Instrucciones.
¿Puedes pasar a una tabla Markdown, con las columnas Posición y Línea, las líneas de los registros que van desde la que contiene "chart-title: Misidentification rate" hasta la que contiene "x-tick-label: 1.0: [745, 515, 767, 531]", ambas incluidas? Numera cada fila, omite las líneas en blanco y no agregues ninguna otra línea.

Material del ejercicio.
================
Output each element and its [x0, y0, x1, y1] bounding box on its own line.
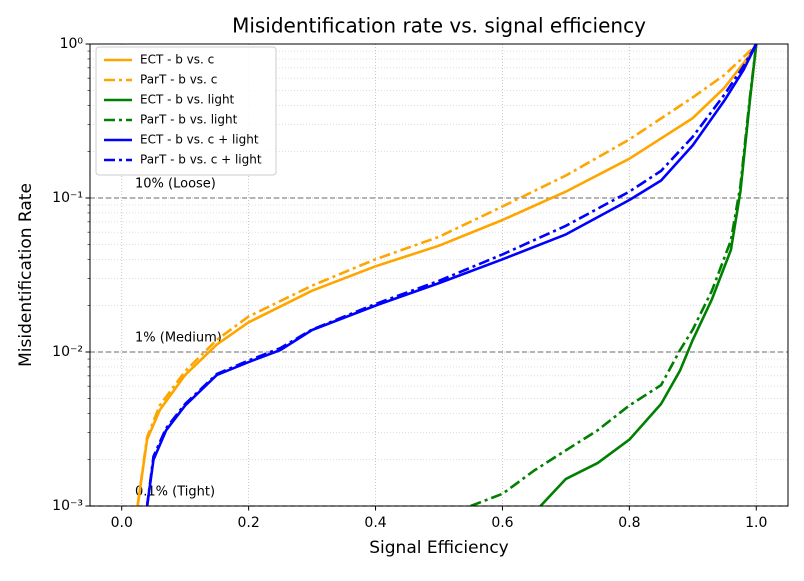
chart-title: Misidentification rate vs. signal effici…: [232, 14, 646, 38]
reference-label: 1% (Medium): [135, 331, 222, 346]
x-axis-label: Signal Efficiency: [369, 538, 509, 558]
x-tick-label: 0.0: [111, 515, 133, 531]
y-axis-label: Misidentification Rate: [16, 183, 36, 367]
legend-label: ECT - b vs. c + light: [140, 133, 259, 147]
series-line: [136, 44, 758, 506]
legend-label: ParT - b vs. light: [140, 113, 238, 127]
plot-frame: [89, 43, 789, 507]
x-tick-label: 1.0: [745, 515, 767, 531]
series-line: [539, 44, 758, 506]
legend-box: [95, 46, 277, 176]
legend-label: ParT - b vs. c: [140, 73, 217, 87]
legend-label: ParT - b vs. c + light: [140, 153, 262, 167]
legend-label: ECT - b vs. c: [140, 53, 214, 67]
plot-lines: [136, 44, 758, 506]
reference-label: 10% (Loose): [135, 177, 216, 192]
reference-label: 0.1% (Tight): [135, 485, 215, 500]
legend-label: ECT - b vs. light: [140, 93, 235, 107]
series-line: [145, 44, 758, 506]
x-tick-label: 0.6: [491, 515, 513, 531]
x-tick-label: 0.8: [618, 515, 640, 531]
y-tick-label: 10⁻¹: [52, 190, 83, 206]
y-tick-label: 10⁻³: [52, 498, 83, 514]
series-line: [136, 44, 758, 506]
x-tick-label: 0.4: [364, 515, 386, 531]
y-tick-label: 10⁰: [60, 36, 84, 52]
series-line: [470, 44, 758, 506]
y-tick-label: 10⁻²: [52, 344, 83, 360]
x-tick-label: 0.2: [238, 515, 260, 531]
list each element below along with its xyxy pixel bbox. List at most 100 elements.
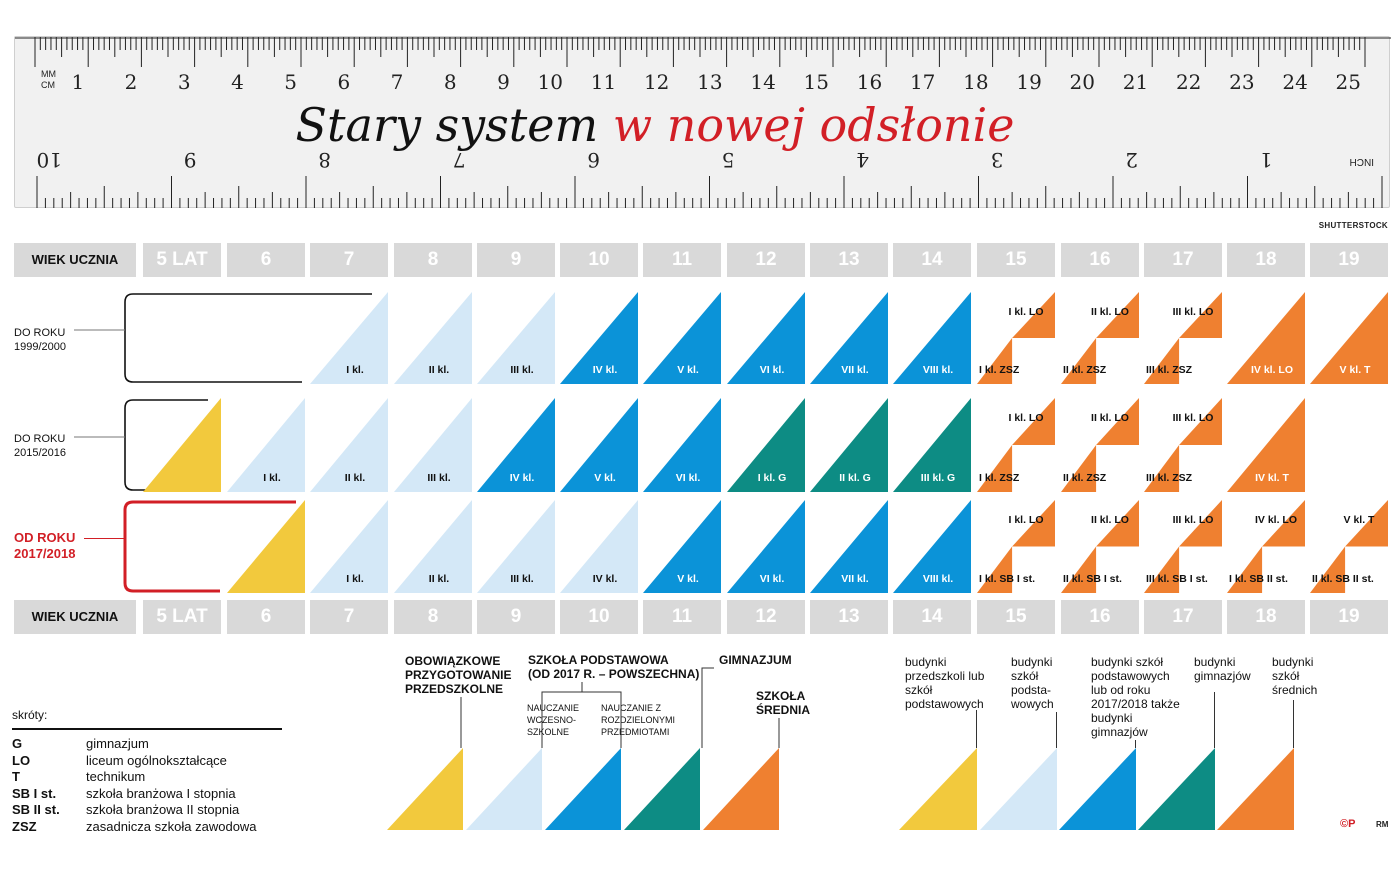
- ruler-cm-number: 24: [1282, 70, 1307, 94]
- legend-building-secondary: budynki szkół średnich: [1272, 655, 1318, 697]
- grade-label: II kl.: [428, 573, 450, 585]
- grade-triangle: [227, 398, 305, 492]
- grade-label-lower: I kl. ZSZ: [979, 364, 1020, 376]
- legend-building-preschool: budynki przedszkoli lub szkół podstawowy…: [905, 655, 985, 711]
- ruler-cm-number: 15: [804, 70, 829, 94]
- age-header-cell: 17: [1144, 243, 1222, 277]
- abbreviation-value: zasadnicza szkoła zawodowa: [86, 818, 257, 834]
- ruler-inch-number: 8: [318, 148, 331, 172]
- ruler-inch-number: 3: [991, 148, 1004, 172]
- grade-triangle: [1227, 292, 1305, 384]
- age-header-cell: 11: [643, 243, 721, 277]
- ruler-cm-number: 16: [857, 70, 882, 94]
- legend-primary-bracket: [541, 691, 622, 744]
- grade-label-lower: II kl. SB II st.: [1312, 573, 1374, 585]
- grade-label-upper: II kl. LO: [1091, 412, 1129, 424]
- ruler-cm-number: 5: [284, 70, 297, 94]
- row-label-line2: 2017/2018: [14, 546, 76, 561]
- ruler-cm-number: 13: [697, 70, 722, 94]
- grade-label: VIII kl.: [922, 364, 954, 376]
- ruler-unit-cm: CM: [41, 80, 55, 90]
- grade-label-upper: IV kl. LO: [1254, 514, 1297, 526]
- grade-triangle: [727, 500, 805, 593]
- grade-triangle: [643, 292, 721, 384]
- ruler-inch-number: 2: [1125, 148, 1138, 172]
- grade-label: IV kl.: [509, 472, 535, 484]
- ruler-cm-number: 21: [1123, 70, 1148, 94]
- grade-label-lower: III kl. ZSZ: [1146, 472, 1193, 484]
- grade-triangle-lower: [1061, 445, 1097, 492]
- abbreviation-value: gimnazjum: [86, 736, 149, 751]
- grade-label-upper: II kl. LO: [1091, 514, 1129, 526]
- row-label-line1: DO ROKU: [14, 433, 66, 445]
- abbreviations-title: skróty:: [12, 708, 48, 722]
- grade-triangle-lower: [1144, 445, 1180, 492]
- age-header-cell: 14: [893, 243, 971, 277]
- ruler-inch-number: 10: [37, 148, 62, 172]
- grade-label: II kl.: [428, 364, 450, 376]
- grade-label: VII kl.: [841, 573, 869, 585]
- grade-label: V kl.: [677, 573, 699, 585]
- grade-triangle: [477, 398, 555, 492]
- abbreviation-value: szkoła branżowa I stopnia: [86, 785, 236, 801]
- abbreviation-key: ZSZ: [12, 818, 37, 834]
- age-header-cell: 19: [1310, 600, 1388, 634]
- grade-label-lower: III kl. SB I st.: [1146, 573, 1208, 585]
- legend-type-triangle: [466, 748, 542, 830]
- legend-gimnazjum-label: GIMNAZJUM: [719, 653, 792, 667]
- grade-triangle: [1227, 398, 1305, 492]
- age-header-cell: 12: [727, 243, 805, 277]
- age-header-cell: 10: [560, 600, 638, 634]
- grade-label-lower: III kl. ZSZ: [1146, 364, 1193, 376]
- legend-primary-sub: (OD 2017 R. – POWSZECHNA): [528, 667, 700, 681]
- grade-triangle-upper: [1096, 292, 1139, 338]
- grade-triangle-lower: [1061, 546, 1097, 593]
- grade-triangle-upper: [1012, 398, 1055, 445]
- row-label: DO ROKU 2015/2016: [14, 432, 66, 460]
- grade-triangle-lower: [1144, 338, 1180, 384]
- age-header-cell: 9: [477, 600, 555, 634]
- age-header-cell: 14: [893, 600, 971, 634]
- ruler-cm-number: 14: [750, 70, 775, 94]
- grade-label: III kl.: [510, 573, 534, 585]
- grade-label-upper: II kl. LO: [1091, 306, 1129, 318]
- legend-building-gimnazjum: budynki gimnazjów: [1194, 655, 1251, 683]
- grade-label: IV kl. LO: [1250, 364, 1293, 376]
- grade-triangle-upper: [1012, 292, 1055, 338]
- grade-triangle: [893, 292, 971, 384]
- grade-label: I kl.: [346, 573, 364, 585]
- author-initials: RM: [1376, 820, 1389, 829]
- ruler-cm-number: 20: [1070, 70, 1095, 94]
- grade-triangle: [227, 500, 305, 593]
- grade-label: IV kl. T: [1255, 472, 1289, 484]
- age-header-cell: 13: [810, 600, 888, 634]
- grade-label: I kl. G: [757, 472, 787, 484]
- ruler-cm-number: 10: [538, 70, 563, 94]
- grade-triangle: [893, 398, 971, 492]
- age-header-cell: 6: [227, 600, 305, 634]
- row-label-line2: 1999/2000: [14, 341, 66, 353]
- grade-triangle-lower: [977, 338, 1013, 384]
- age-header-cell: 15: [977, 600, 1055, 634]
- grade-triangle: [643, 500, 721, 593]
- abbreviation-value: liceum ogólnokształcące: [86, 752, 227, 768]
- legend-primary-label: SZKOŁA PODSTAWOWA: [528, 653, 669, 667]
- legend-type-triangle: [545, 748, 621, 830]
- grade-label-upper: I kl. LO: [1008, 412, 1044, 424]
- ruler-cm-number: 8: [444, 70, 457, 94]
- ruler-cm-number: 23: [1229, 70, 1254, 94]
- grade-triangle: [1310, 292, 1388, 384]
- ruler-cm-number: 9: [497, 70, 510, 94]
- title-part-black: Stary system: [295, 98, 599, 152]
- age-header-cell: 12: [727, 600, 805, 634]
- legend-building-primary: budynki szkół podsta- wowych: [1011, 655, 1054, 711]
- grade-label: III kl.: [510, 364, 534, 376]
- abbreviation-key: G: [12, 736, 23, 751]
- grade-label-upper: III kl. LO: [1172, 514, 1214, 526]
- abbreviation-value: szkoła branżowa II stopnia: [86, 802, 240, 817]
- age-header-cell: 19: [1310, 243, 1388, 277]
- age-header-label: WIEK UCZNIA: [14, 243, 136, 277]
- grade-triangle: [310, 500, 388, 593]
- grade-triangle-upper: [1096, 398, 1139, 445]
- abbreviation-key: T: [12, 769, 20, 784]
================
Resultado esperado.
| Posición | Línea |
|---|---|
| 1 | chart-title: Misidentification rate vs. signal effici…: [232, 14, 646, 38] |
| 2 | reference-label: 1% (Medium): [135, 331, 222, 346] |
| 3 | x-axis-label: Signal Efficiency: [369, 538, 509, 558] |
| 4 | x-tick-label: 0.0: [111, 515, 133, 531] |
| 5 | y-axis-label: Misidentification Rate: [16, 183, 36, 367] |
| 6 | legend-label: ECT - b vs. c + light: [140, 133, 259, 147] |
| 7 | series-line: [136, 44, 758, 506] |
| 8 | legend-label: ParT - b vs. light: [140, 113, 238, 127] |
| 9 | plot-frame: [89, 43, 789, 507] |
| 10 | x-tick-label: 1.0: [745, 515, 767, 531] |